◆ **WHAT IS REQUIRED**: Exclude the pictures and return every line exactly as written.

BEGIN ENTRIES

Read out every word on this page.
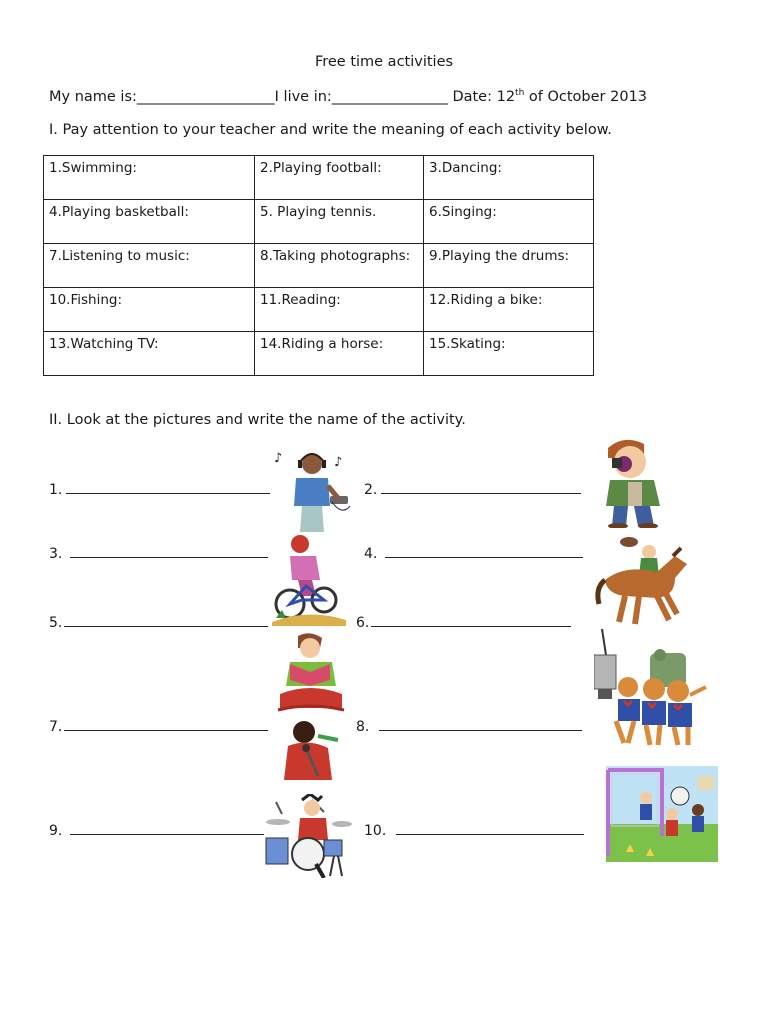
Free time activities
My name is:___________________I live in:________________ Date: 12th of October 2013
I. Pay attention to your teacher and write the meaning of each activity below.
1.Swimming:	2.Playing football:	3.Dancing:
4.Playing basketball:	5. Playing tennis.	6.Singing:
7.Listening to music:	8.Taking photographs:	9.Playing the drums:
10.Fishing:	11.Reading:	12.Riding a bike:
13.Watching TV:	14.Riding a horse:	15.Skating:
II. Look at the pictures and write the name of the activity.
1.	2.
3.	4.
5.	6.
7.	8.
9.	10.
♪	♪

END ENTRIES

◆ **WORKED SOLUTION**:
Read out every word on this page.
Free time activities
My name is:___________________I live in:________________ Date: 12th of October 2013
I. Pay attention to your teacher and write the meaning of each activity below.
1.Swimming:	2.Playing football:	3.Dancing:
4.Playing basketball:	5. Playing tennis.	6.Singing:
7.Listening to music:	8.Taking photographs:	9.Playing the drums:
10.Fishing:	11.Reading:	12.Riding a bike:
13.Watching TV:	14.Riding a horse:	15.Skating:
II. Look at the pictures and write the name of the activity.
1.	2.
3.	4.
5.	6.
7.	8.
9.	10.
♪	♪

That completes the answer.